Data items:
————
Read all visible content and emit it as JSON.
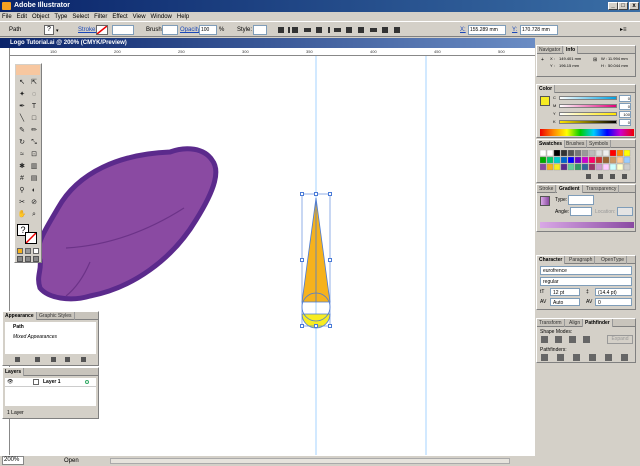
{
  "app": {
    "title": "Adobe Illustrator"
  },
  "menu": [
    "File",
    "Edit",
    "Object",
    "Type",
    "Select",
    "Filter",
    "Effect",
    "View",
    "Window",
    "Help"
  ],
  "control": {
    "object_type": "Path",
    "fill_label": "?",
    "stroke_label": "Stroke:",
    "brush_label": "Brush:",
    "opacity_label": "Opacity:",
    "opacity_value": "100",
    "opacity_unit": "%",
    "style_label": "Style:",
    "x_label": "X:",
    "x_value": "155.289 mm",
    "y_label": "Y:",
    "y_value": "170.728 mm"
  },
  "document": {
    "title": "Logo Tutorial.ai @ 200% (CMYK/Preview)"
  },
  "ruler": [
    "150",
    "200",
    "250",
    "300",
    "350",
    "400",
    "450",
    "500"
  ],
  "status": {
    "zoom": "200%",
    "state": "Open"
  },
  "panels": {
    "navigator": {
      "tabs": [
        "Navigator",
        "Info"
      ],
      "x_label": "X :",
      "x_value": "149.401 mm",
      "y_label": "Y :",
      "y_value": "196.15 mm",
      "w_label": "W :",
      "w_value": "11.994 mm",
      "h_label": "H :",
      "h_value": "50.044 mm"
    },
    "color": {
      "tab": "Color",
      "channels": [
        {
          "label": "C",
          "value": "0"
        },
        {
          "label": "M",
          "value": "0"
        },
        {
          "label": "Y",
          "value": "100"
        },
        {
          "label": "K",
          "value": "0"
        }
      ]
    },
    "swatches": {
      "tabs": [
        "Swatches",
        "Brushes",
        "Symbols"
      ]
    },
    "gradient": {
      "tabs": [
        "Stroke",
        "Gradient",
        "Transparency"
      ],
      "type_label": "Type:",
      "angle_label": "Angle:",
      "location_label": "Location:"
    },
    "character": {
      "tabs": [
        "Character",
        "Paragraph",
        "OpenType"
      ],
      "font": "eurofrence",
      "style": "regular",
      "size": "12 pt",
      "leading": "(14.4 pt)",
      "tracking": "Auto",
      "kerning": "0"
    },
    "pathfinder": {
      "tabs": [
        "Transform",
        "Align",
        "Pathfinder"
      ],
      "shape_modes": "Shape Modes:",
      "expand": "Expand",
      "pathfinders": "Pathfinders:"
    },
    "appearance": {
      "tabs": [
        "Appearance",
        "Graphic Styles"
      ],
      "path": "Path",
      "mixed": "Mixed Appearances"
    },
    "layers": {
      "tab": "Layers",
      "layer_name": "Layer 1",
      "count": "1 Layer"
    }
  },
  "colors": {
    "purple": "#8a4aa2",
    "purple_stroke": "#5b2a8c",
    "orange": "#f6b21c",
    "yellow": "#f7ec23",
    "selection": "#4a7bd8"
  }
}
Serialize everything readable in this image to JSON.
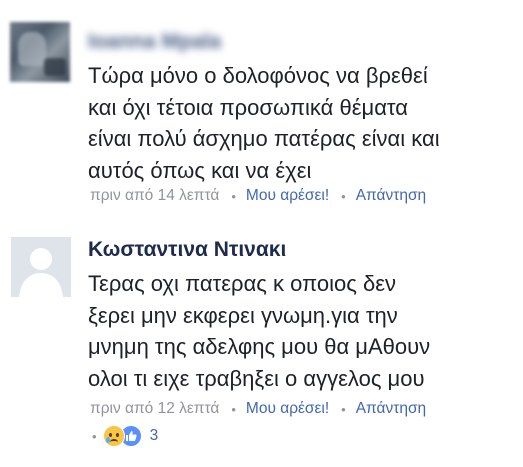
{
  "comments": [
    {
      "author": "Ioanna Mpala",
      "lines": [
        "Τώρα μόνο ο δολοφόνος να βρεθεί",
        "και όχι τέτοια προσωπικά θέματα",
        "είναι πολύ άσχημο πατέρας είναι και",
        "αυτός όπως και να έχει"
      ],
      "time": "πριν από 14 λεπτά",
      "like_label": "Μου αρέσει!",
      "reply_label": "Απάντηση"
    },
    {
      "author": "Κωσταντινα Ντινακι",
      "lines": [
        "Τερας οχι πατερας κ οποιος δεν",
        "ξερει μην εκφερει γνωμη.για την",
        "μνημη της αδελφης μου θα μΑθουν",
        "ολοι τι ειχε τραβηξει ο αγγελος μου"
      ],
      "time": "πριν από 12 λεπτά",
      "like_label": "Μου αρέσει!",
      "reply_label": "Απάντηση",
      "reactions": {
        "icons": [
          "sad-reaction-icon",
          "like-reaction-icon"
        ],
        "count": "3"
      }
    }
  ],
  "colors": {
    "link": "#4267b2",
    "meta": "#90949c",
    "author": "#365899",
    "text": "#1d2129"
  }
}
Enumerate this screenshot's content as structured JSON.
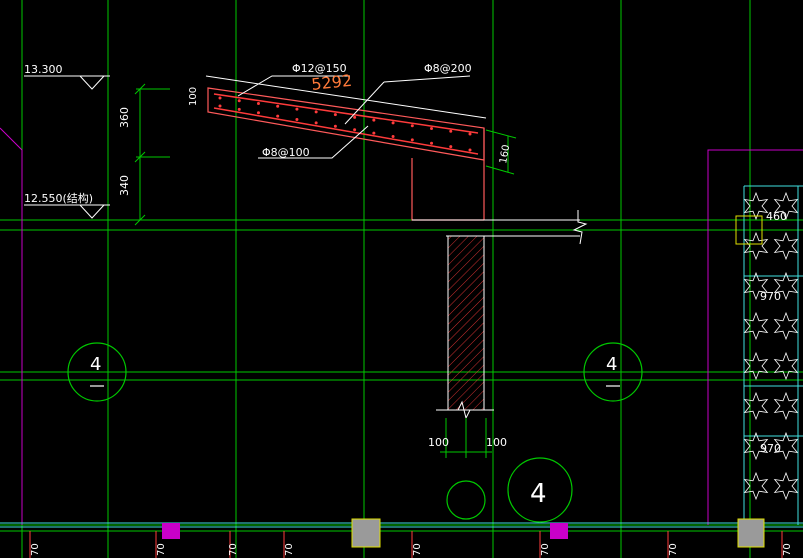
{
  "colors": {
    "background": "#000000",
    "grid": "#00c800",
    "text": "#ffffff",
    "dim": "#ffffff",
    "rebar": "#ff3b3b",
    "outline": "#ff5a5a",
    "highlight": "#ff7a3a",
    "boundary": "#c800c8",
    "cyan": "#40e0e0",
    "yellow": "#e0e000"
  },
  "levels": {
    "top": "13.300",
    "bottom": "12.550(结构)"
  },
  "vertical_dims": {
    "upper": "360",
    "lower": "340"
  },
  "rebar_labels": {
    "main": "Φ12@150",
    "distribution": "Φ8@200",
    "stirrup": "Φ8@100"
  },
  "slope_length": "5292",
  "slab_dims": {
    "left_thickness": "100",
    "right_thickness": "160"
  },
  "wall_dims": {
    "left": "100",
    "right": "100"
  },
  "right_panel_dims": [
    "460",
    "970",
    "970"
  ],
  "axis_markers": [
    {
      "id": "left",
      "label": "4"
    },
    {
      "id": "right",
      "label": "4"
    },
    {
      "id": "bottom",
      "label": "4"
    }
  ],
  "bottom_labels": [
    "70",
    "70",
    "70",
    "70",
    "70",
    "70",
    "70",
    "70"
  ]
}
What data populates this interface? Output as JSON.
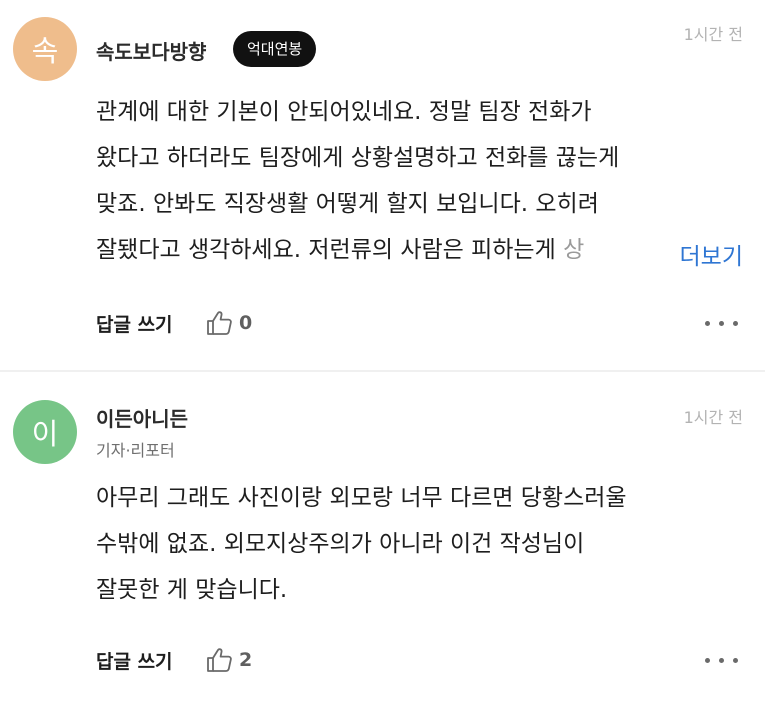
————
*DIRECTIONS FOR THIS TASK*
All of the entries above should be copied exactly, except for the pictures.

*WORKED SOLUTION*
Read all visible content and emit it as JSON.
{
  "app": {
    "title": "Adobe Illustrator"
  },
  "menu": [
    "File",
    "Edit",
    "Object",
    "Type",
    "Select",
    "Filter",
    "Effect",
    "View",
    "Window",
    "Help"
  ],
  "control": {
    "object_type": "Path",
    "fill_label": "?",
    "stroke_label": "Stroke:",
    "brush_label": "Brush:",
    "opacity_label": "Opacity:",
    "opacity_value": "100",
    "opacity_unit": "%",
    "style_label": "Style:",
    "x_label": "X:",
    "x_value": "155.289 mm",
    "y_label": "Y:",
    "y_value": "170.728 mm"
  },
  "document": {
    "title": "Logo Tutorial.ai @ 200% (CMYK/Preview)"
  },
  "ruler": [
    "150",
    "200",
    "250",
    "300",
    "350",
    "400",
    "450",
    "500"
  ],
  "status": {
    "zoom": "200%",
    "state": "Open"
  },
  "panels": {
    "navigator": {
      "tabs": [
        "Navigator",
        "Info"
      ],
      "x_label": "X :",
      "x_value": "149.401 mm",
      "y_label": "Y :",
      "y_value": "196.15 mm",
      "w_label": "W :",
      "w_value": "11.994 mm",
      "h_label": "H :",
      "h_value": "50.044 mm"
    },
    "color": {
      "tab": "Color",
      "channels": [
        {
          "label": "C",
          "value": "0"
        },
        {
          "label": "M",
          "value": "0"
        },
        {
          "label": "Y",
          "value": "100"
        },
        {
          "label": "K",
          "value": "0"
        }
      ]
    },
    "swatches": {
      "tabs": [
        "Swatches",
        "Brushes",
        "Symbols"
      ]
    },
    "gradient": {
      "tabs": [
        "Stroke",
        "Gradient",
        "Transparency"
      ],
      "type_label": "Type:",
      "angle_label": "Angle:",
      "location_label": "Location:"
    },
    "character": {
      "tabs": [
        "Character",
        "Paragraph",
        "OpenType"
      ],
      "font": "eurofrence",
      "style": "regular",
      "size": "12 pt",
      "leading": "(14.4 pt)",
      "tracking": "Auto",
      "kerning": "0"
    },
    "pathfinder": {
      "tabs": [
        "Transform",
        "Align",
        "Pathfinder"
      ],
      "shape_modes": "Shape Modes:",
      "expand": "Expand",
      "pathfinders": "Pathfinders:"
    },
    "appearance": {
      "tabs": [
        "Appearance",
        "Graphic Styles"
      ],
      "path": "Path",
      "mixed": "Mixed Appearances"
    },
    "layers": {
      "tab": "Layers",
      "layer_name": "Layer 1",
      "count": "1 Layer"
    }
  },
  "colors": {
    "purple": "#8a4aa2",
    "purple_stroke": "#5b2a8c",
    "orange": "#f6b21c",
    "yellow": "#f7ec23",
    "selection": "#4a7bd8"
  }
}
Serialize everything readable in this image to JSON.
{
  "comments": [
    {
      "author": "Ioanna Mpala",
      "lines": [
        "Τώρα μόνο ο δολοφόνος να βρεθεί",
        "και όχι τέτοια προσωπικά θέματα",
        "είναι πολύ άσχημο πατέρας είναι και",
        "αυτός όπως και να έχει"
      ],
      "time": "πριν από 14 λεπτά",
      "like_label": "Μου αρέσει!",
      "reply_label": "Απάντηση"
    },
    {
      "author": "Κωσταντινα Ντινακι",
      "lines": [
        "Τερας οχι πατερας κ οποιος δεν",
        "ξερει μην εκφερει γνωμη.για την",
        "μνημη της αδελφης μου θα μΑθουν",
        "ολοι τι ειχε τραβηξει ο αγγελος μου"
      ],
      "time": "πριν από 12 λεπτά",
      "like_label": "Μου αρέσει!",
      "reply_label": "Απάντηση",
      "reactions": {
        "icons": [
          "sad-reaction-icon",
          "like-reaction-icon"
        ],
        "count": "3"
      }
    }
  ],
  "colors": {
    "link": "#4267b2",
    "meta": "#90949c",
    "author": "#365899",
    "text": "#1d2129"
  }
}
Enumerate this screenshot's content as structured JSON.
{
  "colors": {
    "background": "#000000",
    "grid": "#00c800",
    "text": "#ffffff",
    "dim": "#ffffff",
    "rebar": "#ff3b3b",
    "outline": "#ff5a5a",
    "highlight": "#ff7a3a",
    "boundary": "#c800c8",
    "cyan": "#40e0e0",
    "yellow": "#e0e000"
  },
  "levels": {
    "top": "13.300",
    "bottom": "12.550(结构)"
  },
  "vertical_dims": {
    "upper": "360",
    "lower": "340"
  },
  "rebar_labels": {
    "main": "Φ12@150",
    "distribution": "Φ8@200",
    "stirrup": "Φ8@100"
  },
  "slope_length": "5292",
  "slab_dims": {
    "left_thickness": "100",
    "right_thickness": "160"
  },
  "wall_dims": {
    "left": "100",
    "right": "100"
  },
  "right_panel_dims": [
    "460",
    "970",
    "970"
  ],
  "axis_markers": [
    {
      "id": "left",
      "label": "4"
    },
    {
      "id": "right",
      "label": "4"
    },
    {
      "id": "bottom",
      "label": "4"
    }
  ],
  "bottom_labels": [
    "70",
    "70",
    "70",
    "70",
    "70",
    "70",
    "70",
    "70"
  ]
}
What data populates this interface? Output as JSON.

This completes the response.